**EXERCISE:** Copy out the lines that have "fixé" in them.

**RECORDS SUPPLIED:**
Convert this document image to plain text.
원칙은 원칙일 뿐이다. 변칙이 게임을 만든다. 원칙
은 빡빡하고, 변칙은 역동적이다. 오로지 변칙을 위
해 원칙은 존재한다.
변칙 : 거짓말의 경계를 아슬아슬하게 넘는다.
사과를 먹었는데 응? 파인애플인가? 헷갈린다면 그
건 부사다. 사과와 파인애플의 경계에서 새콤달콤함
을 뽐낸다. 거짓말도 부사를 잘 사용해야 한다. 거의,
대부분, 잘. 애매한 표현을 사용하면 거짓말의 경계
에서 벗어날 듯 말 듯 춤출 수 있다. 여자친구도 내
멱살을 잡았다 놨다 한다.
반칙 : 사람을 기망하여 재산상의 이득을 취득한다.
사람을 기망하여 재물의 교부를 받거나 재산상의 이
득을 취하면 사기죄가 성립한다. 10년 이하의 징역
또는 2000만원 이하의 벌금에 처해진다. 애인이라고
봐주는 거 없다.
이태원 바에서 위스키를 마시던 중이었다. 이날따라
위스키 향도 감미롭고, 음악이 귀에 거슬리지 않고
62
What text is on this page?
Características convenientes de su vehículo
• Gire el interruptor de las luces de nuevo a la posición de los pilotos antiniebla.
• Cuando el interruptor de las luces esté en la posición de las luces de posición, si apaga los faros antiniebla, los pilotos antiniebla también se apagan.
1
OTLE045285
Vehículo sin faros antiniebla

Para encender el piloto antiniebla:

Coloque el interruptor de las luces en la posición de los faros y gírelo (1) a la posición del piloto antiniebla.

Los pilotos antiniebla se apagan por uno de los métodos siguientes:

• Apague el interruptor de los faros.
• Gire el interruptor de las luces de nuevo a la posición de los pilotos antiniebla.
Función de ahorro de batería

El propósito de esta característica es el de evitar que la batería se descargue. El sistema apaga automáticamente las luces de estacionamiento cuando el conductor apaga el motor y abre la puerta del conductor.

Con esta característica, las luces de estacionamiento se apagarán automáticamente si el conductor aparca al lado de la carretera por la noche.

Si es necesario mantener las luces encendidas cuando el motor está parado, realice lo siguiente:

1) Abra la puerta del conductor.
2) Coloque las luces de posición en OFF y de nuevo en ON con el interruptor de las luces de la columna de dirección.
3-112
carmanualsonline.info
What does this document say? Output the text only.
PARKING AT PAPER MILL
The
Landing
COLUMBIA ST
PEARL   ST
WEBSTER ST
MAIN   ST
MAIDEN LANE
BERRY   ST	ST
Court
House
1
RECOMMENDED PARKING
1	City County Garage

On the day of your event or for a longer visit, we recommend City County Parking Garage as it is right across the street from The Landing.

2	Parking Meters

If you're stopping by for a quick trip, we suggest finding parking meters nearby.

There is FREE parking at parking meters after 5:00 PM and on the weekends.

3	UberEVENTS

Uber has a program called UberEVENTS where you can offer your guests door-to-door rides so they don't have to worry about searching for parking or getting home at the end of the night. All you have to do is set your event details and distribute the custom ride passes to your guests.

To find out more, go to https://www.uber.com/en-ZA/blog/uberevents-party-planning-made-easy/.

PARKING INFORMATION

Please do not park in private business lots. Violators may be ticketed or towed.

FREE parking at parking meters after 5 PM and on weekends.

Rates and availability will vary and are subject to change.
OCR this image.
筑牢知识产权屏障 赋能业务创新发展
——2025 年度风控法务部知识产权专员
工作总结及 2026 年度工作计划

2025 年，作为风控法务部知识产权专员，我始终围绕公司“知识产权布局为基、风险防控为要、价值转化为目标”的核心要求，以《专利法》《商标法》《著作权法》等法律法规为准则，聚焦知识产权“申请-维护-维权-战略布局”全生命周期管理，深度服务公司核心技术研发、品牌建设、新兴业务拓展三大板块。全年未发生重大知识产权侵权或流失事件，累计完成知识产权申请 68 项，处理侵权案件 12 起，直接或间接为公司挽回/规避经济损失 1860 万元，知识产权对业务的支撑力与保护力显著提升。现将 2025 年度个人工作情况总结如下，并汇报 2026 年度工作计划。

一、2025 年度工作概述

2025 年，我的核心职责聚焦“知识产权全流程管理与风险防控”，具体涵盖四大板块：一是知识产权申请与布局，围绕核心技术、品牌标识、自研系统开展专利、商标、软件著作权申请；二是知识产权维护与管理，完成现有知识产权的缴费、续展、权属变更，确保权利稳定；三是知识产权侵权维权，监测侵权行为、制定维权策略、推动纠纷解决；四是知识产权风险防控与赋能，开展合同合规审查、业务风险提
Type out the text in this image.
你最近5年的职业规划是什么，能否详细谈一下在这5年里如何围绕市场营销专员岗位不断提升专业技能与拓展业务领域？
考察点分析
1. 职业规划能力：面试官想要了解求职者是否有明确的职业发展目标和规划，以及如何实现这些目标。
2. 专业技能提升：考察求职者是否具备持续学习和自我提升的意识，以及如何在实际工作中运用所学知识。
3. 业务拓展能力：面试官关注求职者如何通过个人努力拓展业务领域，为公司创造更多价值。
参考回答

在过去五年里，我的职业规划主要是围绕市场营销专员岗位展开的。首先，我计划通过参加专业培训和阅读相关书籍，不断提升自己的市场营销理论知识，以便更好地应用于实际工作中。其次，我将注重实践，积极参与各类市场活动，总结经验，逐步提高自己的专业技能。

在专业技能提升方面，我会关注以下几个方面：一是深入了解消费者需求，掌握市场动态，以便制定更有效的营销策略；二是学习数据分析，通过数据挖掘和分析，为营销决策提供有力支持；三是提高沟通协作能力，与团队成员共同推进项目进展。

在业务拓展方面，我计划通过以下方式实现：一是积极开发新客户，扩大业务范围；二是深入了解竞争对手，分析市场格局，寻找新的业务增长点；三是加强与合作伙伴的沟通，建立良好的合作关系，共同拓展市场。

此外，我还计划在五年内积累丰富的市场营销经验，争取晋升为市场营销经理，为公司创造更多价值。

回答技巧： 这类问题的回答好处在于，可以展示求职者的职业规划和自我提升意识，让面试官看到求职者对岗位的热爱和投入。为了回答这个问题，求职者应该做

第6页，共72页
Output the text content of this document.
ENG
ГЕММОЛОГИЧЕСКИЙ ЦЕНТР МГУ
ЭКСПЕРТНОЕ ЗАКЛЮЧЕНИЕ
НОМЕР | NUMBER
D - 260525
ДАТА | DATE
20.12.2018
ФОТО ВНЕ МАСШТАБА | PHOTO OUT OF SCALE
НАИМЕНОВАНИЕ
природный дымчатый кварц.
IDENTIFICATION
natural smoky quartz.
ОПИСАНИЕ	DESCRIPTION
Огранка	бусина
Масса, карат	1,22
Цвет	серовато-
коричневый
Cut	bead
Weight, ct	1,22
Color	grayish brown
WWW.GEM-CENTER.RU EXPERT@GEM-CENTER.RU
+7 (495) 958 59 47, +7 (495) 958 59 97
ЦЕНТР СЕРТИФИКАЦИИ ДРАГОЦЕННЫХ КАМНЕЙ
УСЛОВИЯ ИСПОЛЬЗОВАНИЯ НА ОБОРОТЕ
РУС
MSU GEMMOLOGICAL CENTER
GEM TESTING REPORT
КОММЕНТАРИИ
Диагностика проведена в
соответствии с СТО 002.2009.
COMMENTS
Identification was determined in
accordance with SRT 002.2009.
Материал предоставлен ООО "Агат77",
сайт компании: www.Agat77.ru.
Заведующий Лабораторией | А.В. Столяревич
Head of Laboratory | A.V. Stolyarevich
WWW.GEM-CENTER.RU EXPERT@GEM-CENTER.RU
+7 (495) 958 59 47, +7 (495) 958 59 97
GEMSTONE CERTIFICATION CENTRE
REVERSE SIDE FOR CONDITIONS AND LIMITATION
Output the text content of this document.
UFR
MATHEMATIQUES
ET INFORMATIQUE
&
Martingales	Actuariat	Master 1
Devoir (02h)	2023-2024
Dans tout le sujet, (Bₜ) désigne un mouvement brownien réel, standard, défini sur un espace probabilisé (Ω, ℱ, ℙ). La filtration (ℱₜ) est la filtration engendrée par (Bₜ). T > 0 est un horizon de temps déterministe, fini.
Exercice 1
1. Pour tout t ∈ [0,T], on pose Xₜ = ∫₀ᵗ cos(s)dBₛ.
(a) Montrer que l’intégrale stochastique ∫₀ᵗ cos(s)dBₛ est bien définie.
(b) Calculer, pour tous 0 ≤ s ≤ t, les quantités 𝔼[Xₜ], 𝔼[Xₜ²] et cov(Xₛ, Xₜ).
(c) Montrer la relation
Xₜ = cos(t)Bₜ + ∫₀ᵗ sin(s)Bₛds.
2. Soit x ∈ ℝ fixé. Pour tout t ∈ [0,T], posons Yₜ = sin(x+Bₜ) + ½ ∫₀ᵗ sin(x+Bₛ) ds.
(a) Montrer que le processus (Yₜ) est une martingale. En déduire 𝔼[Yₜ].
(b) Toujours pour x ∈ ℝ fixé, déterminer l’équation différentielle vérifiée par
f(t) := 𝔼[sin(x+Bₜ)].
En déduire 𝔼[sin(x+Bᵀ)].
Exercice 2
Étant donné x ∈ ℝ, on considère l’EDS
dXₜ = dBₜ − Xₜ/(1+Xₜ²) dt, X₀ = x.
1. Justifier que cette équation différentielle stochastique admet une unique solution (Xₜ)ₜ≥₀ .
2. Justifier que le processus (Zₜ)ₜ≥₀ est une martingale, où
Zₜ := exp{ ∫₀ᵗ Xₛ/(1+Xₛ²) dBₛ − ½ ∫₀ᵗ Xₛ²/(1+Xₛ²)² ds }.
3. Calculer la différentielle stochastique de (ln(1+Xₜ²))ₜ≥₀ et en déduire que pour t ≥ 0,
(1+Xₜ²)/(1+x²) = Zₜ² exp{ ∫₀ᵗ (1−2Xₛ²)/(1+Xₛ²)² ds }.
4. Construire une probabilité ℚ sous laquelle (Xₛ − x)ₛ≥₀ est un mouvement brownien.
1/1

**RESPONSE TO THE EXERCISE:**
2. Soit x ∈ ℝ fixé. Pour tout t ∈ [0,T], posons Yₜ = sin(x+Bₜ) + ½ ∫₀ᵗ sin(x+Bₛ) ds.
(b) Toujours pour x ∈ ℝ fixé, déterminer l’équation différentielle vérifiée par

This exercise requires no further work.